● Task instructions: Make an exact copy of all the data.
── Supplied entries
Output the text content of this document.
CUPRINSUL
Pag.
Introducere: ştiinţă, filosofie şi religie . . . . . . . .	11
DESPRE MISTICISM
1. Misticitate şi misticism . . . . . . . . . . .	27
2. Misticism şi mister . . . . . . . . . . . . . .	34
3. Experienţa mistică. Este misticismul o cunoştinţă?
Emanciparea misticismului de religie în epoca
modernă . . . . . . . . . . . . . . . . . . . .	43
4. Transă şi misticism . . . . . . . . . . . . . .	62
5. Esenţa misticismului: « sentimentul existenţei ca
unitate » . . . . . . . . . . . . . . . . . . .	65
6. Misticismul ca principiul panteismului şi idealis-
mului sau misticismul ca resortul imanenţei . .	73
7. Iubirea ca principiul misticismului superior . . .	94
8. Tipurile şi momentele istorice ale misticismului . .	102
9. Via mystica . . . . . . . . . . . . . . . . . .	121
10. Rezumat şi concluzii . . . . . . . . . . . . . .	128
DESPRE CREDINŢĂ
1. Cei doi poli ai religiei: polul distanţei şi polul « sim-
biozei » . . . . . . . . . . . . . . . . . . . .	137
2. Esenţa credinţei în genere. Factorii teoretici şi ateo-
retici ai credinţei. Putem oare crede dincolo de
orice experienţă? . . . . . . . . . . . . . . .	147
────
● Task solution:
Output the text content of this document.
CUPRINSUL
Pag.
Introducere: ştiinţă, filosofie şi religie . . . . . . . .	11
DESPRE MISTICISM
1. Misticitate şi misticism . . . . . . . . . . .	27
2. Misticism şi mister . . . . . . . . . . . . . .	34
3. Experienţa mistică. Este misticismul o cunoştinţă?
Emanciparea misticismului de religie în epoca
modernă . . . . . . . . . . . . . . . . . . . .	43
4. Transă şi misticism . . . . . . . . . . . . . .	62
5. Esenţa misticismului: « sentimentul existenţei ca
unitate » . . . . . . . . . . . . . . . . . . .	65
6. Misticismul ca principiul panteismului şi idealis-
mului sau misticismul ca resortul imanenţei . .	73
7. Iubirea ca principiul misticismului superior . . .	94
8. Tipurile şi momentele istorice ale misticismului . .	102
9. Via mystica . . . . . . . . . . . . . . . . . .	121
10. Rezumat şi concluzii . . . . . . . . . . . . . .	128
DESPRE CREDINŢĂ
1. Cei doi poli ai religiei: polul distanţei şi polul « sim-
biozei » . . . . . . . . . . . . . . . . . . . .	137
2. Esenţa credinţei în genere. Factorii teoretici şi ateo-
retici ai credinţei. Putem oare crede dincolo de
orice experienţă? . . . . . . . . . . . . . . .	147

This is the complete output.